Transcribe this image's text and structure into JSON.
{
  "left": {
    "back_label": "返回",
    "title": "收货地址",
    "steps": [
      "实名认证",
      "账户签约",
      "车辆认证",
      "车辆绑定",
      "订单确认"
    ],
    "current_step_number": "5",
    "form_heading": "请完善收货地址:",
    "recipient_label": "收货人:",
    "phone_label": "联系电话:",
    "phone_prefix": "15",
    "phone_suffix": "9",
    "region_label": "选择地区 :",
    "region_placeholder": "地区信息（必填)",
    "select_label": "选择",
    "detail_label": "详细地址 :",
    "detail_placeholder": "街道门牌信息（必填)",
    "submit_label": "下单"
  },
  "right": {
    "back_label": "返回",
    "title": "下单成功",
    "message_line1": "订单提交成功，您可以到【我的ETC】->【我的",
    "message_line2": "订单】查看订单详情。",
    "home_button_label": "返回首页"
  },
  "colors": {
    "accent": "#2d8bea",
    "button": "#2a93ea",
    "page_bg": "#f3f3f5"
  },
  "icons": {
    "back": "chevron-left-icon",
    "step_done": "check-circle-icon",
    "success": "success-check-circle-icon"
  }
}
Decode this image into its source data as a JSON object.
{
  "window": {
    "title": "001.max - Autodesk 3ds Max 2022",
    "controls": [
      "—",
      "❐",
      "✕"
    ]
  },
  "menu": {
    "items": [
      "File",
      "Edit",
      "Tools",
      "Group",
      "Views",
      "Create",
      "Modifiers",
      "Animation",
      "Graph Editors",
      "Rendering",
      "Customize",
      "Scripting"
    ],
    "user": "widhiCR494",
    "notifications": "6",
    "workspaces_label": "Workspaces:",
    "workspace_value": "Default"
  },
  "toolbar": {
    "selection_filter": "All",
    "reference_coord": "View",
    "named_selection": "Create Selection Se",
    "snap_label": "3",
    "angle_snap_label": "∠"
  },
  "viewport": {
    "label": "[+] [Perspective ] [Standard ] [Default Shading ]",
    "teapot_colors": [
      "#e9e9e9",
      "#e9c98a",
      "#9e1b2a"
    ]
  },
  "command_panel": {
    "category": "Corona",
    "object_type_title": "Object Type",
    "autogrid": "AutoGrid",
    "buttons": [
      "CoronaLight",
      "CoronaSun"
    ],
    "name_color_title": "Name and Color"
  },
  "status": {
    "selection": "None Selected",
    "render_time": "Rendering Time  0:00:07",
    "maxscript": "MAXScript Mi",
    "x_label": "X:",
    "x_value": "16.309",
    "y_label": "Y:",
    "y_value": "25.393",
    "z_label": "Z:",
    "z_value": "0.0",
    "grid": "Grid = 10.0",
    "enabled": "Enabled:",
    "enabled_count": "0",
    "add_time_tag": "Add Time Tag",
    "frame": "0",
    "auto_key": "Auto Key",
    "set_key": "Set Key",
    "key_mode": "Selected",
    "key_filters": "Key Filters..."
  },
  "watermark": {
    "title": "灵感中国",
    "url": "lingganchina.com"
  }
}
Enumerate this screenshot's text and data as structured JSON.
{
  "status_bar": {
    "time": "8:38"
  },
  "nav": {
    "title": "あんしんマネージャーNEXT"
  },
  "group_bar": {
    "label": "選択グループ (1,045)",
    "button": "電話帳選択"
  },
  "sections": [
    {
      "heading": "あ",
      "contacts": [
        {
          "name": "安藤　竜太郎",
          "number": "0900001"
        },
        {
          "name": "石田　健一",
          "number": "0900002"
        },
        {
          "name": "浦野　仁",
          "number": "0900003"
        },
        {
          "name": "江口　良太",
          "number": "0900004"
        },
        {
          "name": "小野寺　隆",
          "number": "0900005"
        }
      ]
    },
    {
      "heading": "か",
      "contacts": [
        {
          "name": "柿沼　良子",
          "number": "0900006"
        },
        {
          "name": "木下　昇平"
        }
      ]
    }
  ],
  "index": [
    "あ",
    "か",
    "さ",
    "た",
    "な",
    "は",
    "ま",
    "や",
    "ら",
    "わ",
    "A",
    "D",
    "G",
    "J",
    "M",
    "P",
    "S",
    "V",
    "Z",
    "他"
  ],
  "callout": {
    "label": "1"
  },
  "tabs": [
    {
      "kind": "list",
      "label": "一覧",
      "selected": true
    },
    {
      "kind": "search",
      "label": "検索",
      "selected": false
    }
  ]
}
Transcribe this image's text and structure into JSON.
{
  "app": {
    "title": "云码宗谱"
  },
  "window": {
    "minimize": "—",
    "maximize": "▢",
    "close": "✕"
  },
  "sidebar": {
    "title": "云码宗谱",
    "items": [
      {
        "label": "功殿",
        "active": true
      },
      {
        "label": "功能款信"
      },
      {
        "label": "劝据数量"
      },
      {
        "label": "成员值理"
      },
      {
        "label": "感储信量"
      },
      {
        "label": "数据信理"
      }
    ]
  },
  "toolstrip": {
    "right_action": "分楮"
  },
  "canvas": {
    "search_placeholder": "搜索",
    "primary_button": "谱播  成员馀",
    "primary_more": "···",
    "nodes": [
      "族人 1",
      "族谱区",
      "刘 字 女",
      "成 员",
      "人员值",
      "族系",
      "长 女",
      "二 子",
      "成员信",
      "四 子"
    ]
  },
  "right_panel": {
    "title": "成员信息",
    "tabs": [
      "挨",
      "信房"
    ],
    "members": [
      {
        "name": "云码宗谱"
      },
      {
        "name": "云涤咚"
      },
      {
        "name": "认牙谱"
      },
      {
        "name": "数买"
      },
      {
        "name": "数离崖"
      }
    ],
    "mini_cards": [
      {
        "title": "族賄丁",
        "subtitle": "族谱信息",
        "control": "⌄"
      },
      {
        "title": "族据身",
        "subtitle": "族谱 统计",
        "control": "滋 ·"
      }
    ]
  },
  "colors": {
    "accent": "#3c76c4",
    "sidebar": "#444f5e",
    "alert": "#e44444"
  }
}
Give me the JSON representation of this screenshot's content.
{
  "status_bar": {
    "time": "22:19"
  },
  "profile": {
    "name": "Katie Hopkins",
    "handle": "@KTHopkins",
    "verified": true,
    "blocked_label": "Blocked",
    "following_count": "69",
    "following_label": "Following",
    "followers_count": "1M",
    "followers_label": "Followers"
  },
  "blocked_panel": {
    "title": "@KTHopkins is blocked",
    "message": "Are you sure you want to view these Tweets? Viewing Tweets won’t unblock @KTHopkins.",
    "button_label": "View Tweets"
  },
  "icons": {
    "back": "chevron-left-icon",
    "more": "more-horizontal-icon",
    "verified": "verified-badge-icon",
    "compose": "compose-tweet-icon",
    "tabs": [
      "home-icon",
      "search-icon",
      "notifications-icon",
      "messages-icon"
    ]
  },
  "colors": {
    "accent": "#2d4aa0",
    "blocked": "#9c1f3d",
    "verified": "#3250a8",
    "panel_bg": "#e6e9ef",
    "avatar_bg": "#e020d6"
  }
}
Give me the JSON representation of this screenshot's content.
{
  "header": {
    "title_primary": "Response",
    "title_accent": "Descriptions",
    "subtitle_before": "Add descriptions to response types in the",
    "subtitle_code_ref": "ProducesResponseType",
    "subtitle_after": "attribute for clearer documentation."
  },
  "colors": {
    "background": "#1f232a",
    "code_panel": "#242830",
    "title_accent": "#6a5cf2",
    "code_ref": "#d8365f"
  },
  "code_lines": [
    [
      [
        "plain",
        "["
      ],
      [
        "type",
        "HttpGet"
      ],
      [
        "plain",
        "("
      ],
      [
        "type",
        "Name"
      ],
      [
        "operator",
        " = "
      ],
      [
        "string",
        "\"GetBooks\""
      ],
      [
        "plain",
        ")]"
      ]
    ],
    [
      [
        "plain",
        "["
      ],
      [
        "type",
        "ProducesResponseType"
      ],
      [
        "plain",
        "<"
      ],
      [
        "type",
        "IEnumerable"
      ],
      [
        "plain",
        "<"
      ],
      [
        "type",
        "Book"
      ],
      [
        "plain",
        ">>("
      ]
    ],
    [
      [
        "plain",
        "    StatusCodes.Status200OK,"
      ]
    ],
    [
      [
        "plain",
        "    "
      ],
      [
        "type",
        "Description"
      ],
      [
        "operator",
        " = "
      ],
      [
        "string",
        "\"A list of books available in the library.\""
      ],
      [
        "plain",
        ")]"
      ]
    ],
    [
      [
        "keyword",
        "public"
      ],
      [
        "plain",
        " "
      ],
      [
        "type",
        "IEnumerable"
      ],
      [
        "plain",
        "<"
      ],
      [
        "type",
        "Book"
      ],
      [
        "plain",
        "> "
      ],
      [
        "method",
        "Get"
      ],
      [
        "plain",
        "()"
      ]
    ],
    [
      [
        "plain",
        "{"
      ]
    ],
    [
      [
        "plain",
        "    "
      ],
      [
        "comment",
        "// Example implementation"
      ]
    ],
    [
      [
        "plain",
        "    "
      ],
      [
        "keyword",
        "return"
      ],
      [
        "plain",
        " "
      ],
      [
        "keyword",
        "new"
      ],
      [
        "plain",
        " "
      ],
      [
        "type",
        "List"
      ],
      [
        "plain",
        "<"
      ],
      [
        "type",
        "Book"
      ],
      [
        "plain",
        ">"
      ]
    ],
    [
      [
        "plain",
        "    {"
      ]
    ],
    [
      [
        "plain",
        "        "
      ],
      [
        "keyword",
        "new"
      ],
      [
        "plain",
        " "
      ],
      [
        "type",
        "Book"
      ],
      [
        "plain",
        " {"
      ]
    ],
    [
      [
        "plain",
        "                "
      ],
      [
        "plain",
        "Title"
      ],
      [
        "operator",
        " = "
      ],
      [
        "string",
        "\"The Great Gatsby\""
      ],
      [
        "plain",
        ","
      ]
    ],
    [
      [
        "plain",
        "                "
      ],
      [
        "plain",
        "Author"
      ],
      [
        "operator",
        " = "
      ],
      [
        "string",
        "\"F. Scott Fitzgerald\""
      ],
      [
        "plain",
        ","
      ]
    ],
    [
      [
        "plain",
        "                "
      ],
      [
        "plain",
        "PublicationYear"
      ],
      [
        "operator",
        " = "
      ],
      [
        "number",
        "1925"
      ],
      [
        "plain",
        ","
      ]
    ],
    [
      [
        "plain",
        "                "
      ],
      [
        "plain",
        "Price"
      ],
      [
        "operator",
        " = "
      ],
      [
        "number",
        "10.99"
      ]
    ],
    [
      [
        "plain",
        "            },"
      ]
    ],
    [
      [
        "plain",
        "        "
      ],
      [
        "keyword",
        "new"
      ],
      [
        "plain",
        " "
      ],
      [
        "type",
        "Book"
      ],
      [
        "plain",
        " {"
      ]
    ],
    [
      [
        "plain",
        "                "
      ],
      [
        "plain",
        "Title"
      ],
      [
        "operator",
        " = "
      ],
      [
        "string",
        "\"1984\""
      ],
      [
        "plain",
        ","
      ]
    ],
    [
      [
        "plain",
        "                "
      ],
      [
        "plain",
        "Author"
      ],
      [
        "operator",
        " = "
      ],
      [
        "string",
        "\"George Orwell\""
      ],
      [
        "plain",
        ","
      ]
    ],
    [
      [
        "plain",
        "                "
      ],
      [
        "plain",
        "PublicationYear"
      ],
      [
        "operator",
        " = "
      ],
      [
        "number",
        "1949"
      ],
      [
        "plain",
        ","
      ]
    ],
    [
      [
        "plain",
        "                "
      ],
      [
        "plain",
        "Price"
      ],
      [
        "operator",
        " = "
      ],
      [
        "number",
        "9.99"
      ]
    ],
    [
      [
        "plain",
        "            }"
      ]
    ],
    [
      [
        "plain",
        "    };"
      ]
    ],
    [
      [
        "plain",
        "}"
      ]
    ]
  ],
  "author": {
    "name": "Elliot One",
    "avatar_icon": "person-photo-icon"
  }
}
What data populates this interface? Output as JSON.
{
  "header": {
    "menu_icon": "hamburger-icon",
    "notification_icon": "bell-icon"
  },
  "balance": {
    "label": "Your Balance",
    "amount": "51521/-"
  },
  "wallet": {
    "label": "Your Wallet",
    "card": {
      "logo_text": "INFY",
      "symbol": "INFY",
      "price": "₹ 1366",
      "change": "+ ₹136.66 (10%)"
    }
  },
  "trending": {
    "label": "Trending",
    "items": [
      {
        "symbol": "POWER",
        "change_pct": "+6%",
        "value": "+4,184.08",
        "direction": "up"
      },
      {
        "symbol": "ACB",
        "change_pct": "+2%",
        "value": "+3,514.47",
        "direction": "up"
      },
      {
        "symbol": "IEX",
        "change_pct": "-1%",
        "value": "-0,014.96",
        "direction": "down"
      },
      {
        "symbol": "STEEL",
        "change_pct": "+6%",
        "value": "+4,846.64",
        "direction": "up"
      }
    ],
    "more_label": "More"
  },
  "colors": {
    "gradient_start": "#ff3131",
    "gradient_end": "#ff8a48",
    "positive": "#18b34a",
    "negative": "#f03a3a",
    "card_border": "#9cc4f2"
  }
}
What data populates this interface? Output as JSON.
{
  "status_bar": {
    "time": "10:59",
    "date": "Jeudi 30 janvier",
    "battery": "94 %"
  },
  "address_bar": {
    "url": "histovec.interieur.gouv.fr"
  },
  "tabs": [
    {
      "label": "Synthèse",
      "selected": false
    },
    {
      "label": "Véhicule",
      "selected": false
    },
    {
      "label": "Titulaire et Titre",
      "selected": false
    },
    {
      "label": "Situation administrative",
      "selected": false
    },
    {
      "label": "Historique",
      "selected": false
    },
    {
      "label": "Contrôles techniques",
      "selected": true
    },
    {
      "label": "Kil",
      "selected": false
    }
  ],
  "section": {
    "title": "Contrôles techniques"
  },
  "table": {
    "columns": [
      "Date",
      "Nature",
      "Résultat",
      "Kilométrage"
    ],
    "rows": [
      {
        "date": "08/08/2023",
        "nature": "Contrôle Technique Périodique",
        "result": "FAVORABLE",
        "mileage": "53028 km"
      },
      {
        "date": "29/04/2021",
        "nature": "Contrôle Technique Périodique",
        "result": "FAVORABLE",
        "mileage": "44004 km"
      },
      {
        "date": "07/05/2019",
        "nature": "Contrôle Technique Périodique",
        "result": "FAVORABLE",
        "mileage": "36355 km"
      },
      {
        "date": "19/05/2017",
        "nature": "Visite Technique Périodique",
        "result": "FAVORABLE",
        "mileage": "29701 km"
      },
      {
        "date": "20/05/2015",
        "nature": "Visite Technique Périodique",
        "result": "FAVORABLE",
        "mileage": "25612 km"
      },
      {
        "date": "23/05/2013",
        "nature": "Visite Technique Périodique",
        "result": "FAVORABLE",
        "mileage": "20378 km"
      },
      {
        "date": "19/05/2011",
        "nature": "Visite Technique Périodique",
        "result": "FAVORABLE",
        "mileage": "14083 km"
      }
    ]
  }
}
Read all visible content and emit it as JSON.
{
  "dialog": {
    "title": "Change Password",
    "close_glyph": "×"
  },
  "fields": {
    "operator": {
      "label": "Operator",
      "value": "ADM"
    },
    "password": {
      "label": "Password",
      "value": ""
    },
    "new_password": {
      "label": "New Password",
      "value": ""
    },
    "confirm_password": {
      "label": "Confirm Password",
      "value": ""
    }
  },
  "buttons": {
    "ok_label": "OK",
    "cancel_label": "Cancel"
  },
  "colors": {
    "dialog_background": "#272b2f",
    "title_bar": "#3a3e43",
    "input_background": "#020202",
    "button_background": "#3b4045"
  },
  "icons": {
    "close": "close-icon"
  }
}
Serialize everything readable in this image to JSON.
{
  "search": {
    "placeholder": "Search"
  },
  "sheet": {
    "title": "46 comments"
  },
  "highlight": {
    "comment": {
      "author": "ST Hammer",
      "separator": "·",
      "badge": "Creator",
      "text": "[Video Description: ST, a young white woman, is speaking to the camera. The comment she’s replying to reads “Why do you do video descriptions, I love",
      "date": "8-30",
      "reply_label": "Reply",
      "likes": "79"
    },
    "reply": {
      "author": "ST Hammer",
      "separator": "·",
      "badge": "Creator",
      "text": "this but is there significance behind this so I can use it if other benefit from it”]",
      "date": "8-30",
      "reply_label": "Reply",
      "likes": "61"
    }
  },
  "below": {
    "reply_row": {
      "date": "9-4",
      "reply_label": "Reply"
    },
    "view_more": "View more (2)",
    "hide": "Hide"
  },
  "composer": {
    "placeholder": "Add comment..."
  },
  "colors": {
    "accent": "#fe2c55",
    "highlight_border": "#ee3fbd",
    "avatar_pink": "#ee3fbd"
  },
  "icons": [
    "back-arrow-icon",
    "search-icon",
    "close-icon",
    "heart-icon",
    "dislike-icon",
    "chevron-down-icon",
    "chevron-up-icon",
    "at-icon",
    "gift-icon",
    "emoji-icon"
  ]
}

**TO DO**.
Report only how many lines of the listing hold the word "circle".

**COMPLETED TASK**.
2